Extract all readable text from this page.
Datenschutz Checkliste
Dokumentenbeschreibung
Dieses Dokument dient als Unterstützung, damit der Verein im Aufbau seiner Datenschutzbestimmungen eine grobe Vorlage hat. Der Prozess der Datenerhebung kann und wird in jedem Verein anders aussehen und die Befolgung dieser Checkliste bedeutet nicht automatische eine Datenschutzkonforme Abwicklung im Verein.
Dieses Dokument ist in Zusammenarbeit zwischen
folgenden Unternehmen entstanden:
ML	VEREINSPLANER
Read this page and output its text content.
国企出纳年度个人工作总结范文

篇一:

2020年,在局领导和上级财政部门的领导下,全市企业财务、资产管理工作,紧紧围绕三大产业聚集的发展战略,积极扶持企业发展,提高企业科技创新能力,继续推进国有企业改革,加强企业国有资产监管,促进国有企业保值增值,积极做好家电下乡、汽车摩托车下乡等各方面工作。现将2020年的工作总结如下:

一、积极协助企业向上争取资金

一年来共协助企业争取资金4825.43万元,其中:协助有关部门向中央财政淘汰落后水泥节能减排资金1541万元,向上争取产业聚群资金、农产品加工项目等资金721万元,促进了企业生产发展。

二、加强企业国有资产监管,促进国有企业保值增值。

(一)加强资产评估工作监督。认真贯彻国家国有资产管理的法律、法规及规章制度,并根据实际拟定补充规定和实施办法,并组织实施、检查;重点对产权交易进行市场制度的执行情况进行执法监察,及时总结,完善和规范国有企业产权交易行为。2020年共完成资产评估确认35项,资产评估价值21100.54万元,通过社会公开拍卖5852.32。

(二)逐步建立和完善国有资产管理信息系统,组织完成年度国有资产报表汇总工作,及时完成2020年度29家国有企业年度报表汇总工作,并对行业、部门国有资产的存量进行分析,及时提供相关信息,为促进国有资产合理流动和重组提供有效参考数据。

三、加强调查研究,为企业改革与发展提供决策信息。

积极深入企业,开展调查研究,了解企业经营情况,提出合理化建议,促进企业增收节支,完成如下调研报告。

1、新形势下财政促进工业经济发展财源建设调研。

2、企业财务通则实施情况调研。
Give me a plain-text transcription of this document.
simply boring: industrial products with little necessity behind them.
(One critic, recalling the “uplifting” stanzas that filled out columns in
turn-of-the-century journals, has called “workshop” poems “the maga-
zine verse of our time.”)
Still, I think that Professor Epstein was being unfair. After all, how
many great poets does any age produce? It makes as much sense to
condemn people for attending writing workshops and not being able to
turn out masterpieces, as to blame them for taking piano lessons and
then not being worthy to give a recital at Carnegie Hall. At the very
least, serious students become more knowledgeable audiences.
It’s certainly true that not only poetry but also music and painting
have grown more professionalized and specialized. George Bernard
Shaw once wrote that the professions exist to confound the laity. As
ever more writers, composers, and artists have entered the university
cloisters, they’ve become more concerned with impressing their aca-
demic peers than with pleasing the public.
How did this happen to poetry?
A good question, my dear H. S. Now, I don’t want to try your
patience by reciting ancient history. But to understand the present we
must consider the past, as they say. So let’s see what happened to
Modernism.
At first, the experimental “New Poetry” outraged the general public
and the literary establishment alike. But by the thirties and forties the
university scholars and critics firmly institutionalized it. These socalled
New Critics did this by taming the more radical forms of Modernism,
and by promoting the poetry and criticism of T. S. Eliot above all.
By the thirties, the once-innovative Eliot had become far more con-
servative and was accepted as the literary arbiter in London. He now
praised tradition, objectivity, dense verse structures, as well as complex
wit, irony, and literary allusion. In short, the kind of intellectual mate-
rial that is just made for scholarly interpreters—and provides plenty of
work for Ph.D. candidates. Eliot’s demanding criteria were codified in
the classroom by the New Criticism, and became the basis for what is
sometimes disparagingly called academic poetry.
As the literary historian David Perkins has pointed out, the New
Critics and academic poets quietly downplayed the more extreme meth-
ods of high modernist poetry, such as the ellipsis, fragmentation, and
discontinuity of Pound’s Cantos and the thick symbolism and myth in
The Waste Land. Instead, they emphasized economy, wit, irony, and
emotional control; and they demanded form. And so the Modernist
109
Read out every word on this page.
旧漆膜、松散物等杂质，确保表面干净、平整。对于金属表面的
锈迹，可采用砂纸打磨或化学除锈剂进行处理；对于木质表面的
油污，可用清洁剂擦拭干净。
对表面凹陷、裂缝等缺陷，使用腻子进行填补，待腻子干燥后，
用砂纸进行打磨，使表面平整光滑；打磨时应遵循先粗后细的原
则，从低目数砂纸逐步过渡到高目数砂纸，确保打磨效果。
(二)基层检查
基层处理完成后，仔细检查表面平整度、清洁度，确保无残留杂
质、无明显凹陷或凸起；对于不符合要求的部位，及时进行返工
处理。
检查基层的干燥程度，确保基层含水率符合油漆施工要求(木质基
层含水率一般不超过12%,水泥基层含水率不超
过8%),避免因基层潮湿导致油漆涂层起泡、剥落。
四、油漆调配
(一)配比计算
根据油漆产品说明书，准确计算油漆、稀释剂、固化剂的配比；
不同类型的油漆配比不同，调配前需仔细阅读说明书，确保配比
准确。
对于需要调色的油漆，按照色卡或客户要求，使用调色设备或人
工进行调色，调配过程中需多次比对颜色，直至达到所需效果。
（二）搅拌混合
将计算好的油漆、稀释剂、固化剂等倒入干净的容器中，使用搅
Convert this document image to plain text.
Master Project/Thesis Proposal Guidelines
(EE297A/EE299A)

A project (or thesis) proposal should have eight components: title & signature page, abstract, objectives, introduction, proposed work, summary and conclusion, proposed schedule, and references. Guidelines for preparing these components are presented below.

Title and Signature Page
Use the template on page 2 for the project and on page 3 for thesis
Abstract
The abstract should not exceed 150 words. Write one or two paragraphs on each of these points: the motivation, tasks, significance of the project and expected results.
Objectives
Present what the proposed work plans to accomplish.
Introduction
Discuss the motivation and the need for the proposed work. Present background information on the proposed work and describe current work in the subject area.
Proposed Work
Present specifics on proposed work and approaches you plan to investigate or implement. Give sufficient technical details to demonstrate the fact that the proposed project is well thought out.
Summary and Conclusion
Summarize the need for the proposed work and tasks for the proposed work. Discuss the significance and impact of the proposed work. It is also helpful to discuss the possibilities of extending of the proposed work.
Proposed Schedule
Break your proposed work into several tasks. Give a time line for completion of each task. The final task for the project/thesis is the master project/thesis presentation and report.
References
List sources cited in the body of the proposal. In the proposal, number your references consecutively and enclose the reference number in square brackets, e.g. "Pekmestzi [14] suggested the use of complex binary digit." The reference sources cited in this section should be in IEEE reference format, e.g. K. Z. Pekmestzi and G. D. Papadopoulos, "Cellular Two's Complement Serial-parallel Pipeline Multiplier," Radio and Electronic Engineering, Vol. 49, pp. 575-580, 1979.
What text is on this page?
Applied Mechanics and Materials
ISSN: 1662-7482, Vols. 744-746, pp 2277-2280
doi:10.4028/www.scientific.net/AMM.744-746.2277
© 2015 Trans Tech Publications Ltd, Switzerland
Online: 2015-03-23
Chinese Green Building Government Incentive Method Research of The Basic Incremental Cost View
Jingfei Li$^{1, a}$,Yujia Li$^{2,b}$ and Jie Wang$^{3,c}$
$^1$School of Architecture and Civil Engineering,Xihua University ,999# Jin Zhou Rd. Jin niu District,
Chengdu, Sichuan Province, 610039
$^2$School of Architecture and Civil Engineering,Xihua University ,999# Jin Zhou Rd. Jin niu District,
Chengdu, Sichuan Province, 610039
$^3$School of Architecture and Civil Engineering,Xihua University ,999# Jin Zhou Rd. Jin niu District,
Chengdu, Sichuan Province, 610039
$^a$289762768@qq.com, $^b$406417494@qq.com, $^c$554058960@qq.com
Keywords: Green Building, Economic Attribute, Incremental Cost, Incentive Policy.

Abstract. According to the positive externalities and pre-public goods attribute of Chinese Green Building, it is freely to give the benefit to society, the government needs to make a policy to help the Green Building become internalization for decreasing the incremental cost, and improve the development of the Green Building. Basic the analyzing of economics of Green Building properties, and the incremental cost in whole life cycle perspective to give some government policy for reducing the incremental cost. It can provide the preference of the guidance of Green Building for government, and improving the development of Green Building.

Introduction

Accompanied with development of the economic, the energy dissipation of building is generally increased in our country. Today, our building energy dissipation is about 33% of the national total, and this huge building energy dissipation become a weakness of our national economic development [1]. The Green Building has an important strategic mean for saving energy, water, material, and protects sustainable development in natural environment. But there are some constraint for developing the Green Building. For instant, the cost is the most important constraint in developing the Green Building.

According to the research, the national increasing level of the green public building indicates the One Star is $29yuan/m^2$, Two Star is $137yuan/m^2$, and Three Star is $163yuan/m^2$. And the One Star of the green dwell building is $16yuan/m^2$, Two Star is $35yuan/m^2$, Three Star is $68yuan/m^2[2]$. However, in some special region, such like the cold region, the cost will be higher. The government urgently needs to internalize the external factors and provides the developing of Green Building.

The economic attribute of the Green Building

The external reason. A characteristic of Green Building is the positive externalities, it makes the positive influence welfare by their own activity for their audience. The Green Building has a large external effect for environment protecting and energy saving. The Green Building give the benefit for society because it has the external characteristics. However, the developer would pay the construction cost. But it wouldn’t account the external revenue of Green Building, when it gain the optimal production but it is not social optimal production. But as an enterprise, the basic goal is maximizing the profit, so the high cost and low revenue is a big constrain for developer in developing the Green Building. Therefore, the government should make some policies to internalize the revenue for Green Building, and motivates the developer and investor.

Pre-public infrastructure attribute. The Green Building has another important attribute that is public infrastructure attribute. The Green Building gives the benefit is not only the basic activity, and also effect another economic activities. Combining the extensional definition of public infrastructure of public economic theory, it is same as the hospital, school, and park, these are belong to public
• • • • • • •
WHAT IS REQUIRED -
Select and copy every line of the listing with the word "motivation".

FINISHED TASK -
The abstract should not exceed 150 words. Write one or two paragraphs on each of these points: the motivation, tasks, significance of the project and expected results.
Discuss the motivation and the need for the proposed work. Present background information on the proposed work and describe current work in the subject area.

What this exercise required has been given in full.